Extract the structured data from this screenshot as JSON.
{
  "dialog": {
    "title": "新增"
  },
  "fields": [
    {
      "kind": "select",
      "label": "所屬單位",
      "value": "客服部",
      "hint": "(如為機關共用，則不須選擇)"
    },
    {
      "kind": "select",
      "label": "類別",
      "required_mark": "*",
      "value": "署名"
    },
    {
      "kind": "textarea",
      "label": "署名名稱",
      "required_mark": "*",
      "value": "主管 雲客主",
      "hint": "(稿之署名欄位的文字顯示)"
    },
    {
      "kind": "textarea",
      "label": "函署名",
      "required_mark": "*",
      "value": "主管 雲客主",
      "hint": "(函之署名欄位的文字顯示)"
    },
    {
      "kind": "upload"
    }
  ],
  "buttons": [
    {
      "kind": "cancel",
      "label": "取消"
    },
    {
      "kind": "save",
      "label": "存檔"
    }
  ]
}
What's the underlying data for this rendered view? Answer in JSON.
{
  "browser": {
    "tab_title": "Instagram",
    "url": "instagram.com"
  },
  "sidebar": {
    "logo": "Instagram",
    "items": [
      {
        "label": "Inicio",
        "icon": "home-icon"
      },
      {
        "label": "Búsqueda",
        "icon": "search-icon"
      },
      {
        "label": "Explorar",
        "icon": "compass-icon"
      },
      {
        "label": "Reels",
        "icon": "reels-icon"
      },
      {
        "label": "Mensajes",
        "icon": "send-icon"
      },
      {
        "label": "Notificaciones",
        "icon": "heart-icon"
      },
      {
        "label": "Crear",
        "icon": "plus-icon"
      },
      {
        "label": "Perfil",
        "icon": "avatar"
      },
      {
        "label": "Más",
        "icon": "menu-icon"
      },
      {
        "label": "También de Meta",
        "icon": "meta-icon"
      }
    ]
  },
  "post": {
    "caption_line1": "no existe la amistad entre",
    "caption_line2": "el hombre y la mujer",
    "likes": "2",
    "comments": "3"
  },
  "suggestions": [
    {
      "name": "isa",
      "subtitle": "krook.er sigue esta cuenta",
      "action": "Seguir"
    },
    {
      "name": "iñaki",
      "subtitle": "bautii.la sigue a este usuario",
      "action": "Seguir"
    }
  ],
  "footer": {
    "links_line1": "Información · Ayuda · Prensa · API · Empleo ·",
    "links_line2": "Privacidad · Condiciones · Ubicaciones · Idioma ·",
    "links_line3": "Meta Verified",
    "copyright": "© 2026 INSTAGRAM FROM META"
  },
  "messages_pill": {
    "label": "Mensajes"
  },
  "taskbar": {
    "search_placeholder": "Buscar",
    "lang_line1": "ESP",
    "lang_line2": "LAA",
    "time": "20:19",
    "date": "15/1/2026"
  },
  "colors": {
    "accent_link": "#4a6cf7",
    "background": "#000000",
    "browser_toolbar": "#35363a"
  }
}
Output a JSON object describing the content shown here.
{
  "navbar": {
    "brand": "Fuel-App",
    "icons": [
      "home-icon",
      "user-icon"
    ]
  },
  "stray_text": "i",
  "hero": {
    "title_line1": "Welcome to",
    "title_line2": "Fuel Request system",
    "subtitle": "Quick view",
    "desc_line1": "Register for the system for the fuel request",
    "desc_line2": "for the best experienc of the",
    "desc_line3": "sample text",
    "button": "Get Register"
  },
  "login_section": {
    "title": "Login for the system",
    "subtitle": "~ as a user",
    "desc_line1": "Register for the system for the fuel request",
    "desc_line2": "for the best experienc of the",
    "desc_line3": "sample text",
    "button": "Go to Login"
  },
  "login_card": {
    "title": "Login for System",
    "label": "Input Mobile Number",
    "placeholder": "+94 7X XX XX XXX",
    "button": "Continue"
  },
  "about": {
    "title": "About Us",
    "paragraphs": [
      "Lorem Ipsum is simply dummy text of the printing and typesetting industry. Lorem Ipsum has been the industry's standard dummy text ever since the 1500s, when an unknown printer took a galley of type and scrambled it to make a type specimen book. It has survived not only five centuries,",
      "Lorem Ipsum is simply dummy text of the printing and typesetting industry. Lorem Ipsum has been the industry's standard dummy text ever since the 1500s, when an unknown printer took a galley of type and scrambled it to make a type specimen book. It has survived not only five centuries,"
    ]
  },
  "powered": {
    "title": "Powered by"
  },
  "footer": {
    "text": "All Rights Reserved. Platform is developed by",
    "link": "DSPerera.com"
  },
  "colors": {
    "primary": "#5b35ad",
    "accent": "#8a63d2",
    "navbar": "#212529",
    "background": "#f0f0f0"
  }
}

____

From the data above, copy each line that has the string "book".

RESPONSE>
      "Lorem Ipsum is simply dummy text of the printing and typesetting industry. Lorem Ipsum has been the industry's standard dummy text ever since the 1500s, when an unknown printer took a galley of type and scrambled it to make a type specimen book. It has survived not only five centuries,",
      "Lorem Ipsum is simply dummy text of the printing and typesetting industry. Lorem Ipsum has been the industry's standard dummy text ever since the 1500s, when an unknown printer took a galley of type and scrambled it to make a type specimen book. It has survived not only five centuries,"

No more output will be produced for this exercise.